● Work to be completed
Find all lines in the listing that include the word "субсидий", then copy them.

● Task input
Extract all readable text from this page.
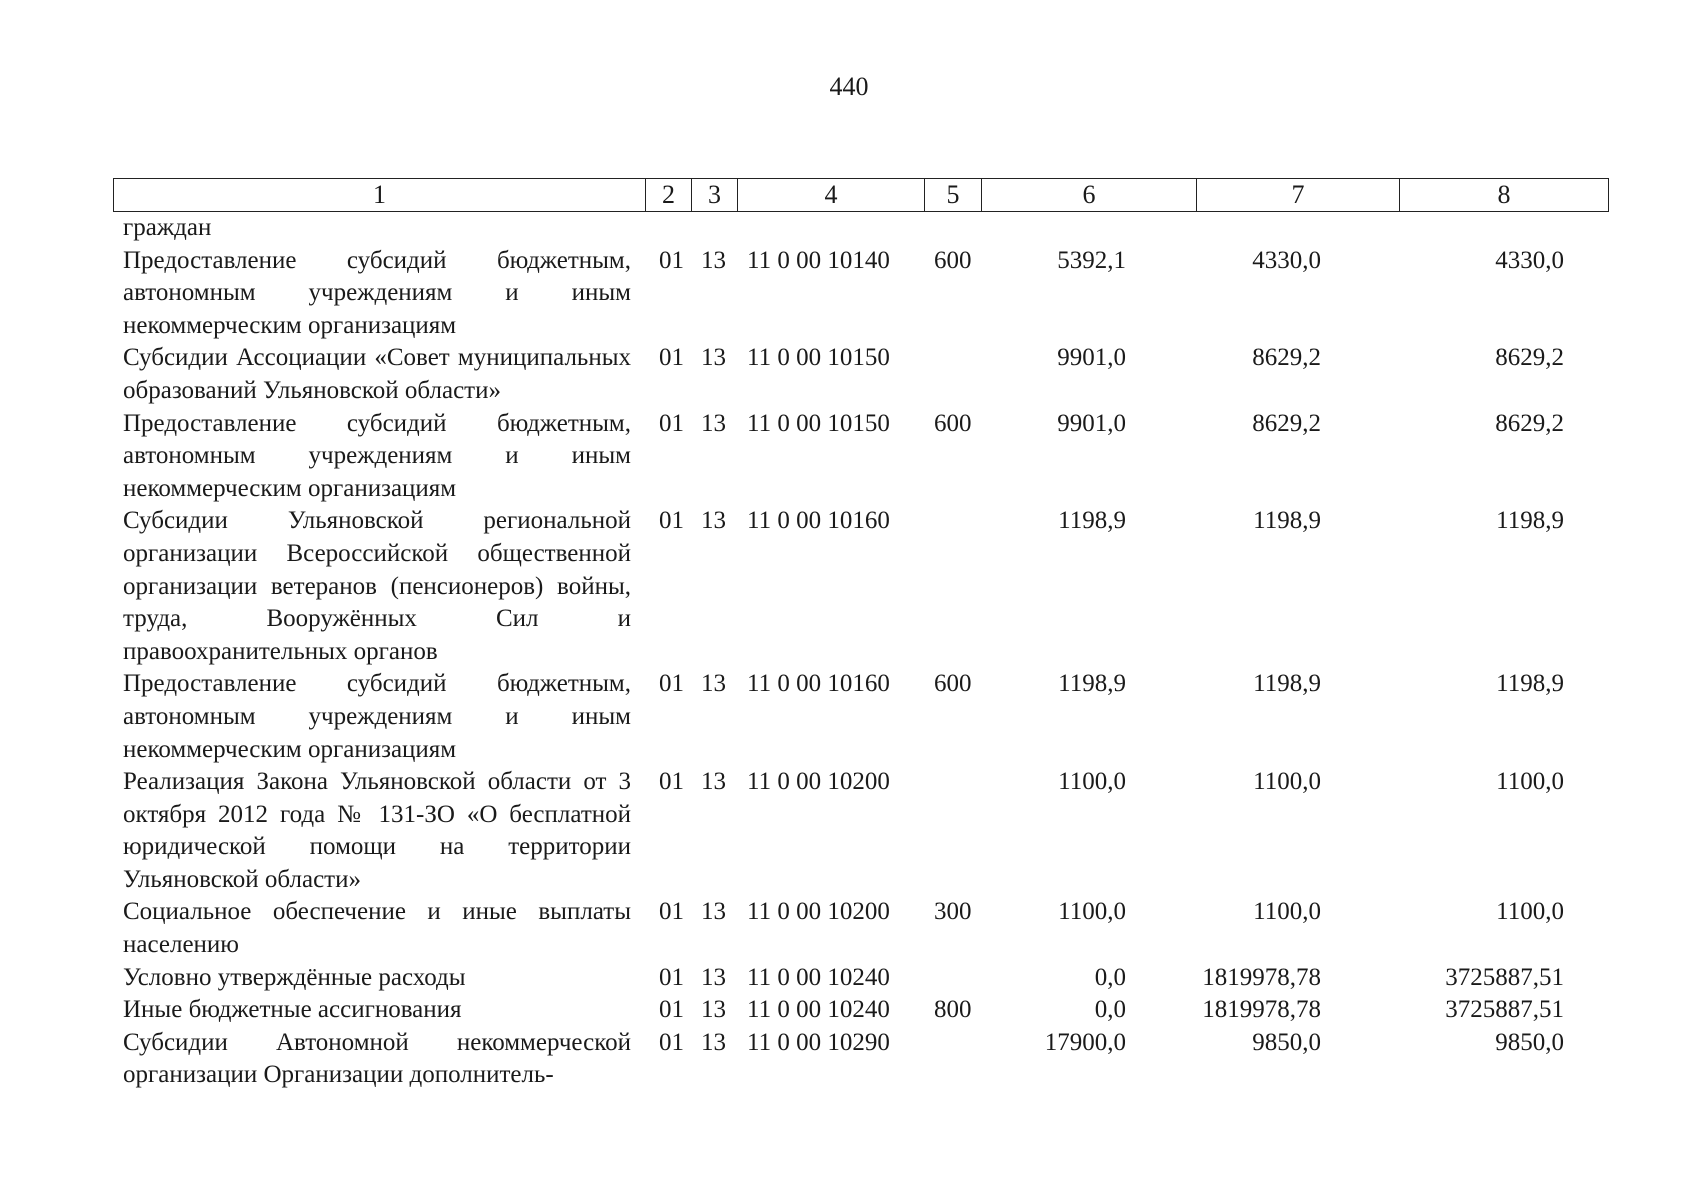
440
1	2	3	4	5	6	7	8
граждан							
Предоставление субсидий бюджетным, автономным учреждениям и иным некоммерческим организациям	01	13	11 0 00 10140	600	5392,1	4330,0	4330,0
Субсидии Ассоциации «Совет муниципальных образований Ульяновской области»	01	13	11 0 00 10150		9901,0	8629,2	8629,2
Предоставление субсидий бюджетным, автономным учреждениям и иным некоммерческим организациям	01	13	11 0 00 10150	600	9901,0	8629,2	8629,2
Субсидии Ульяновской региональной организации Всероссийской общественной организации ветеранов (пенсионеров) войны, труда, Вооружённых Сил и правоохранительных органов	01	13	11 0 00 10160		1198,9	1198,9	1198,9
Предоставление субсидий бюджетным, автономным учреждениям и иным некоммерческим организациям	01	13	11 0 00 10160	600	1198,9	1198,9	1198,9
Реализация Закона Ульяновской области от 3 октября 2012 года № 131-ЗО «О бесплатной юридической помощи на территории Ульяновской области»	01	13	11 0 00 10200		1100,0	1100,0	1100,0
Социальное обеспечение и иные выплаты населению	01	13	11 0 00 10200	300	1100,0	1100,0	1100,0
Условно утверждённые расходы	01	13	11 0 00 10240		0,0	1819978,78	3725887,51
Иные бюджетные ассигнования	01	13	11 0 00 10240	800	0,0	1819978,78	3725887,51
Субсидии Автономной некоммерческой организации Организации дополнитель-	01	13	11 0 00 10290		17900,0	9850,0	9850,0
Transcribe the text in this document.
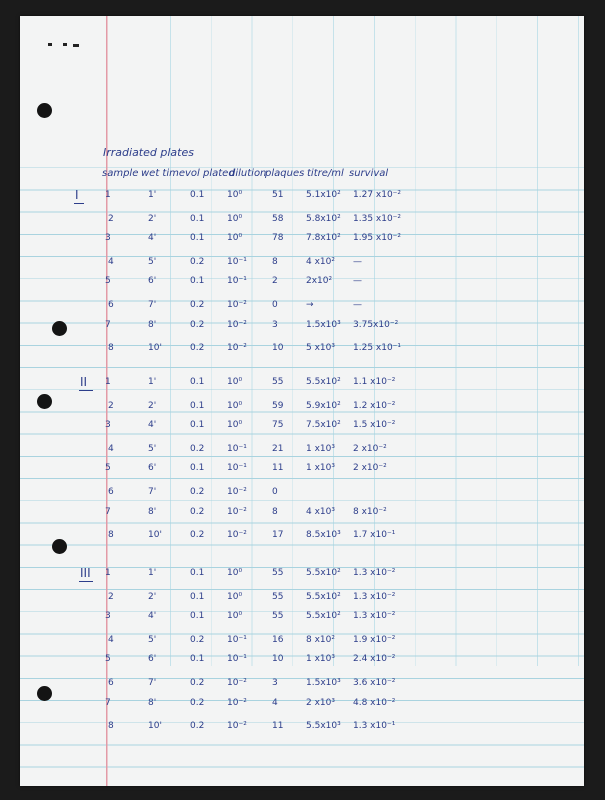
Irradiated plates
sample wet time vol plated
dilution
plaques titre/ml survival
I	1	1'	0.1	10⁰	51	5.1x10² 1.27 x10⁻²
2	2'	0.1	10⁰	58	5.8x10² 1.35 x10⁻²
3	4'	0.1	10⁰	78	7.8x10² 1.95 x10⁻²
4	5'	0.2	10⁻¹	8	4 x10² —
5	6'	0.1	10⁻¹	2	2x10² —
6	7'	0.2	10⁻²	0	→	—
7	8'	0.2	10⁻²	3	1.5x10³ 3.75x10⁻²
8	10'	0.2	10⁻²	10	5 x10³ 1.25 x10⁻¹
II 1	1'	0.1	10⁰	55	5.5x10² 1.1 x10⁻²
2	2'	0.1	10⁰	59	5.9x10² 1.2 x10⁻²
3	4'	0.1	10⁰	75	7.5x10² 1.5 x10⁻²
4	5'	0.2	10⁻¹	21	1 x10³ 2 x10⁻²
5	6'	0.1	10⁻¹	11	1 x10³ 2 x10⁻²
6	7'	0.2	10⁻²	0
7	8'	0.2	10⁻²	8	4 x10³ 8 x10⁻²
8	10'	0.2	10⁻²	17	8.5x10³ 1.7 x10⁻¹
III 1	1'	0.1	10⁰	55	5.5x10² 1.3 x10⁻²
2	2'	0.1	10⁰	55	5.5x10² 1.3 x10⁻²
3	4'	0.1	10⁰	55	5.5x10² 1.3 x10⁻²
4	5'	0.2	10⁻¹	16	8 x10² 1.9 x10⁻²
5	6'	0.1	10⁻¹	10	1 x10³ 2.4 x10⁻²
6	7'	0.2	10⁻²	3	1.5x10³ 3.6 x10⁻²
7	8'	0.2	10⁻²	4	2 x10³ 4.8 x10⁻²
8	10'	0.2	10⁻²	11	5.5x10³ 1.3 x10⁻¹
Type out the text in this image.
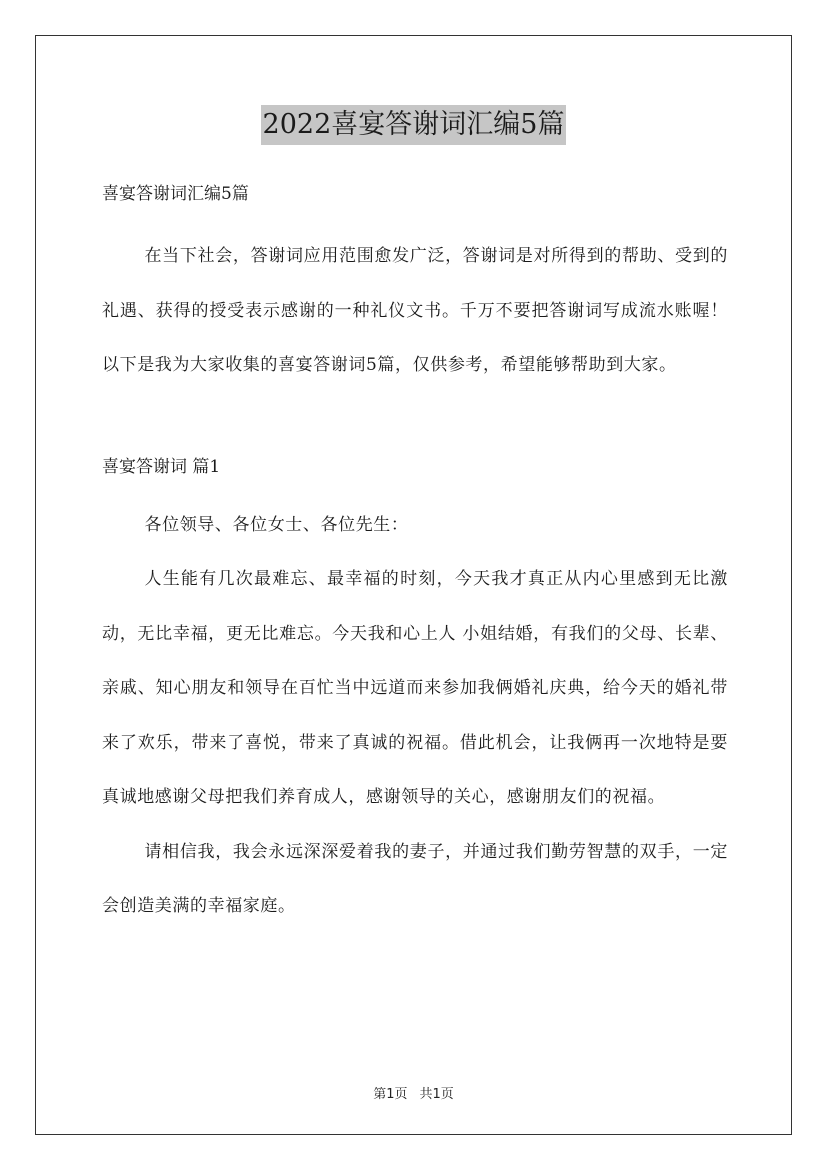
2022喜宴答谢词汇编5篇

喜宴答谢词汇编5篇

在当下社会，答谢词应用范围愈发广泛，答谢词是对所得到的帮助、受到的礼遇、获得的授受表示感谢的一种礼仪文书。千万不要把答谢词写成流水账喔！以下是我为大家收集的喜宴答谢词5篇，仅供参考，希望能够帮助到大家。

喜宴答谢词 篇1

各位领导、各位女士、各位先生：

人生能有几次最难忘、最幸福的时刻，今天我才真正从内心里感到无比激动，无比幸福，更无比难忘。今天我和心上人 小姐结婚，有我们的父母、长辈、亲戚、知心朋友和领导在百忙当中远道而来参加我俩婚礼庆典，给今天的婚礼带来了欢乐，带来了喜悦，带来了真诚的祝福。借此机会，让我俩再一次地特是要真诚地感谢父母把我们养育成人，感谢领导的关心，感谢朋友们的祝福。

请相信我，我会永远深深爱着我的妻子，并通过我们勤劳智慧的双手，一定会创造美满的幸福家庭。

第1页 共1页
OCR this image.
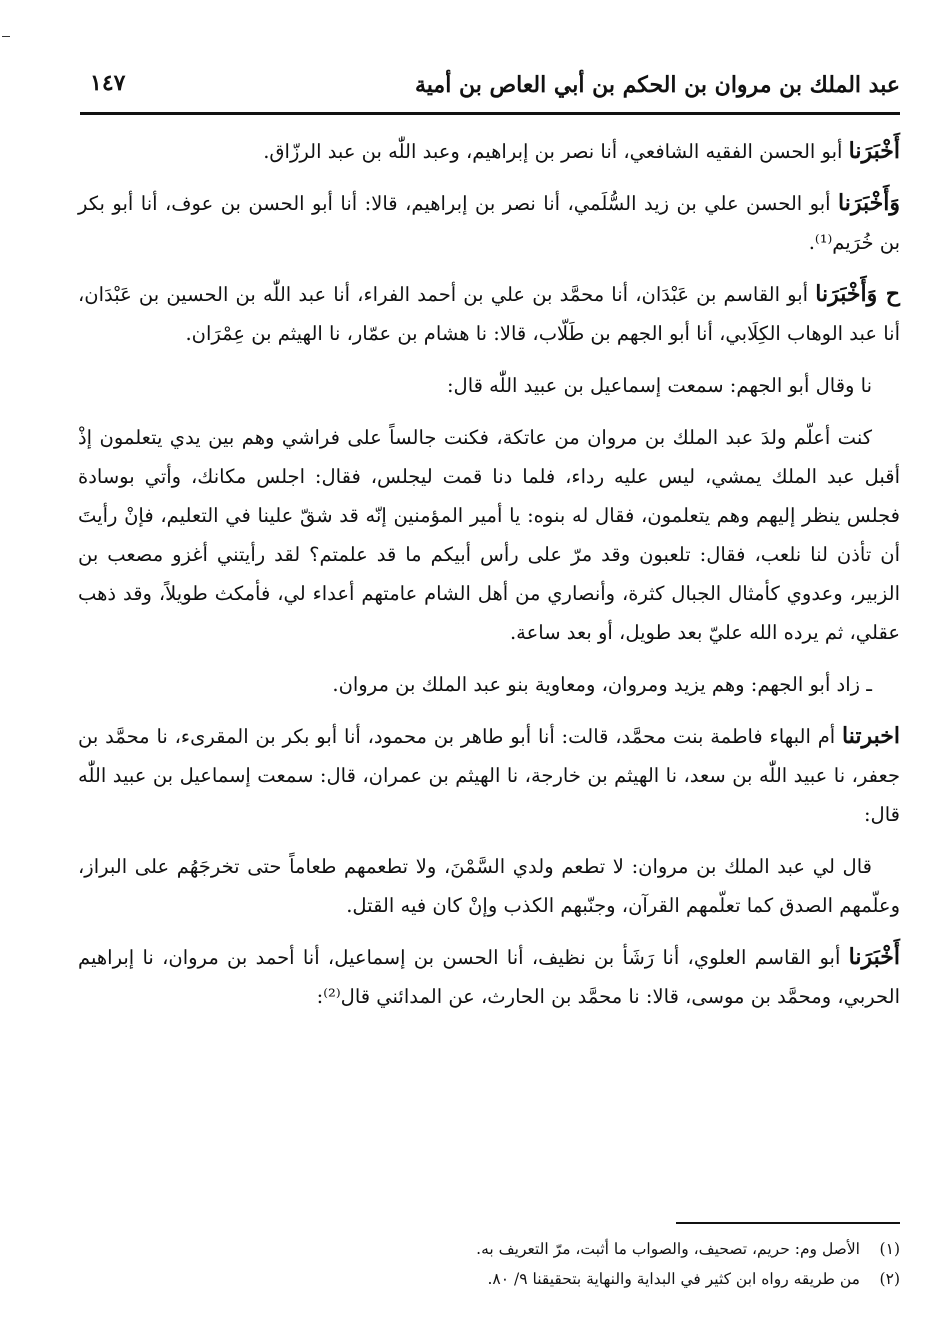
عبد الملك بن مروان بن الحكم بن أبي العاص بن أمية
١٤٧

أَخْبَرَنا أبو الحسن الفقيه الشافعي، أنا نصر بن إبراهيم، وعبد اللّٰه بن عبد الرزّاق.

وَأَخْبَرَنا أبو الحسن علي بن زيد السُّلَمي، أنا نصر بن إبراهيم، قالا: أنا أبو الحسن بن عوف، أنا أبو بكر بن خُرَيم⁽¹⁾.

ح وَأَخْبَرَنا أبو القاسم بن عَبْدَان، أنا محمَّد بن علي بن أحمد الفراء، أنا عبد اللّٰه بن الحسين بن عَبْدَان، أنا عبد الوهاب الكِلَابي، أنا أبو الجهم بن طَلّاب، قالا: نا هشام بن عمّار، نا الهيثم بن عِمْرَان.

نا وقال أبو الجهم: سمعت إسماعيل بن عبيد اللّٰه قال:

كنت أعلّم ولدَ عبد الملك بن مروان من عاتكة، فكنت جالساً على فراشي وهم بين يدي يتعلمون إذْ أقبل عبد الملك يمشي، ليس عليه رداء، فلما دنا قمت ليجلس، فقال: اجلس مكانك، وأتي بوسادة فجلس ينظر إليهم وهم يتعلمون، فقال له بنوه: يا أمير المؤمنين إنّه قد شقّ علينا في التعليم، فإنْ رأيتَ أن تأذن لنا نلعب، فقال: تلعبون وقد مرّ على رأس أبيكم ما قد علمتم؟ لقد رأيتني أغزو مصعب بن الزبير، وعدوي كأمثال الجبال كثرة، وأنصاري من أهل الشام عامتهم أعداء لي، فأمكث طويلاً، وقد ذهب عقلي، ثم يرده الله عليّ بعد طويل، أو بعد ساعة.

ـ زاد أبو الجهم: وهم يزيد ومروان، ومعاوية بنو عبد الملك بن مروان.

اخبرتنا أم البهاء فاطمة بنت محمَّد، قالت: أنا أبو طاهر بن محمود، أنا أبو بكر بن المقرىء، نا محمَّد بن جعفر، نا عبيد اللّٰه بن سعد، نا الهيثم بن خارجة، نا الهيثم بن عمران، قال: سمعت إسماعيل بن عبيد اللّٰه قال:

قال لي عبد الملك بن مروان: لا تطعم ولدي السَّمْنَ، ولا تطعمهم طعاماً حتى تخرجَهُم على البراز، وعلّمهم الصدق كما تعلّمهم القرآن، وجنّبهم الكذب وإنْ كان فيه القتل.

أَخْبَرَنا أبو القاسم العلوي، أنا رَشَأ بن نظيف، أنا الحسن بن إسماعيل، أنا أحمد بن مروان، نا إبراهيم الحربي، ومحمَّد بن موسى، قالا: نا محمَّد بن الحارث، عن المدائني قال⁽²⁾:

(١)الأصل وم: حريم، تصحيف، والصواب ما أثبت، مرّ التعريف به.
(٢)من طريقه رواه ابن كثير في البداية والنهاية بتحقيقنا ٩/ ٨٠.
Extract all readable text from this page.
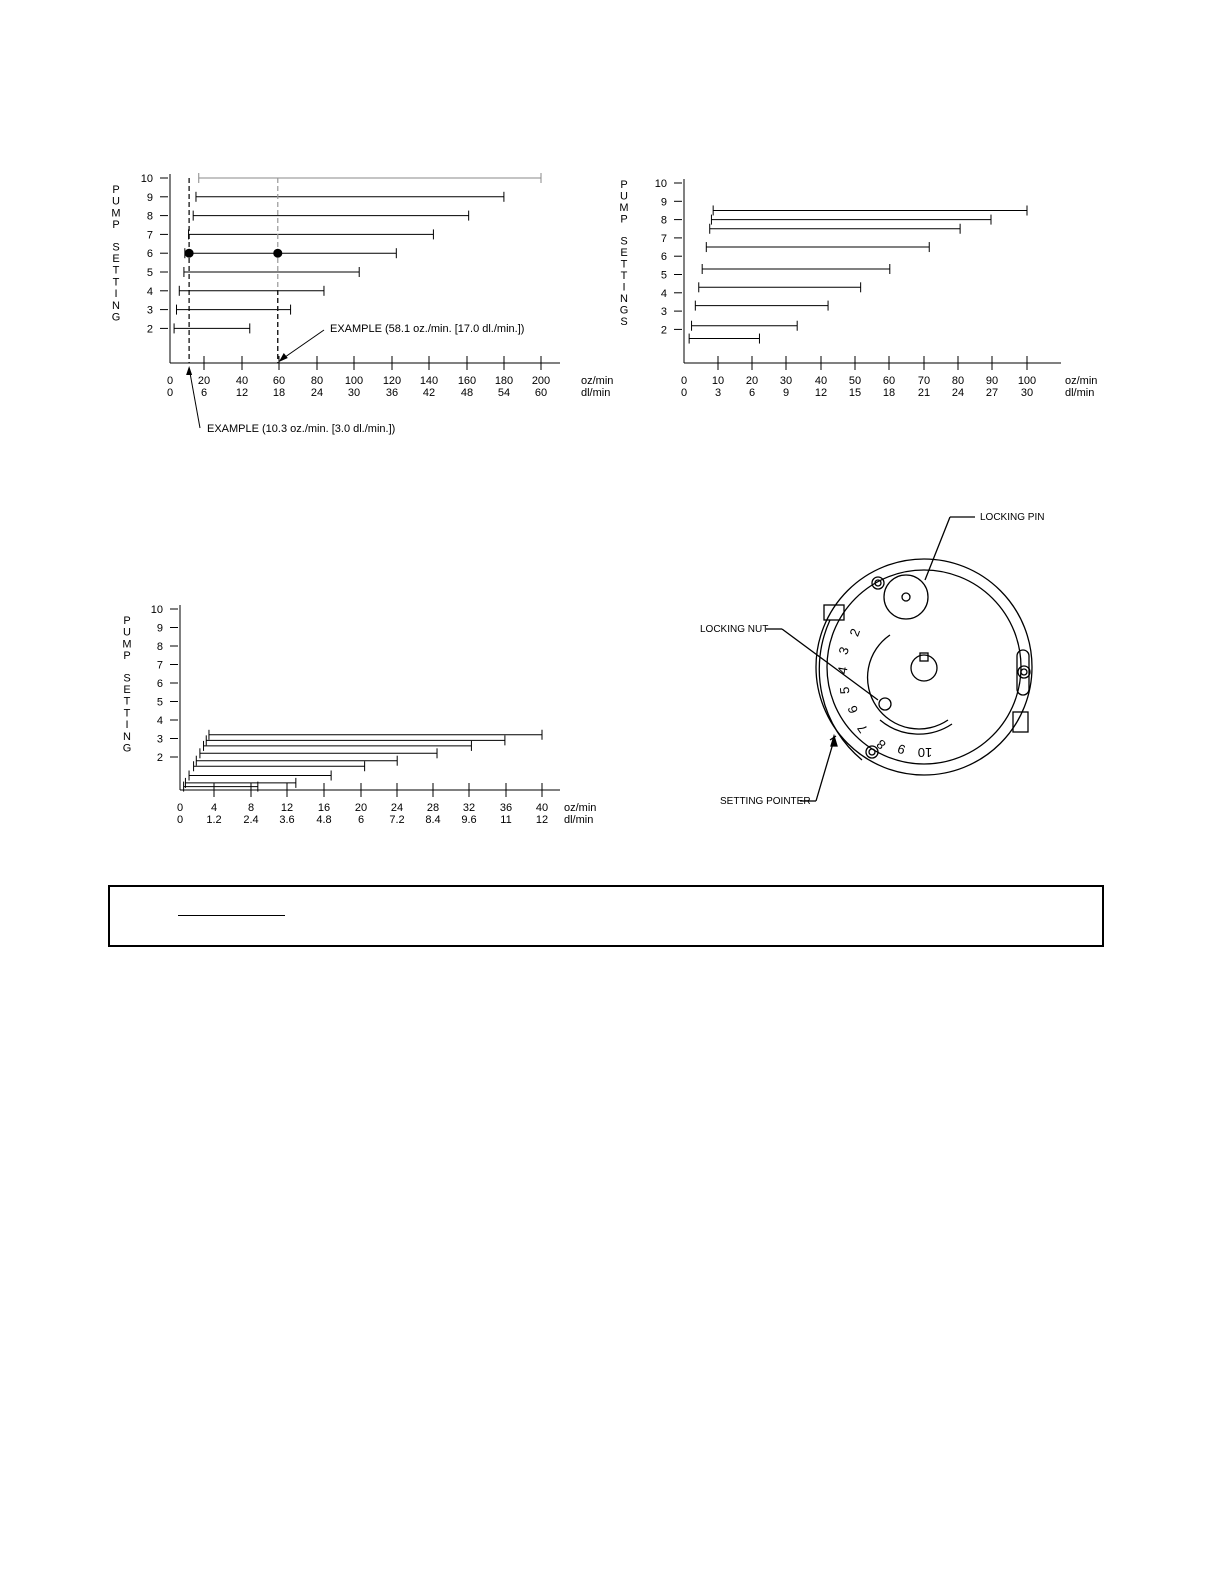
P
U
M
P
S
E
T
T
I
N
G
2
3
4
5
6
7
8
9
10
0
0
20
6
40
12
60
18
80
24
100
30
120
36
140
42
160
48
180
54
200
60
oz/min
dl/min
EXAMPLE (58.1 oz./min. [17.0 dl./min.])
EXAMPLE (10.3 oz./min. [3.0 dl./min.])
P
U
M
P
S
E
T
T
I
N
G
S
2
3
4
5
6
7
8
9
10
0
0
10
3
20
6
30
9
40
12
50
15
60
18
70
21
80
24
90
27
100
30
oz/min
dl/min
P
U
M
P
S
E
T
T
I
N
G
2
3
4
5
6
7
8
9
10
0
0
4
1.2
8
2.4
12
3.6
16
4.8
20
6
24
7.2
28
8.4
32
9.6
36
11
40
12
oz/min
dl/min
2
3
4
5
6
7
8 9 10
LOCKING PIN
LOCKING NUT
SETTING POINTER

● Solution to this task
Предоставление субсидий бюджетным, автономным учреждениям и иным некоммерческим организациям	01	13	11 0 00 10140	600	5392,1	4330,0	4330,0
Предоставление субсидий бюджетным, автономным учреждениям и иным некоммерческим организациям	01	13	11 0 00 10150	600	9901,0	8629,2	8629,2
Предоставление субсидий бюджетным, автономным учреждениям и иным некоммерческим организациям	01	13	11 0 00 10160	600	1198,9	1198,9	1198,9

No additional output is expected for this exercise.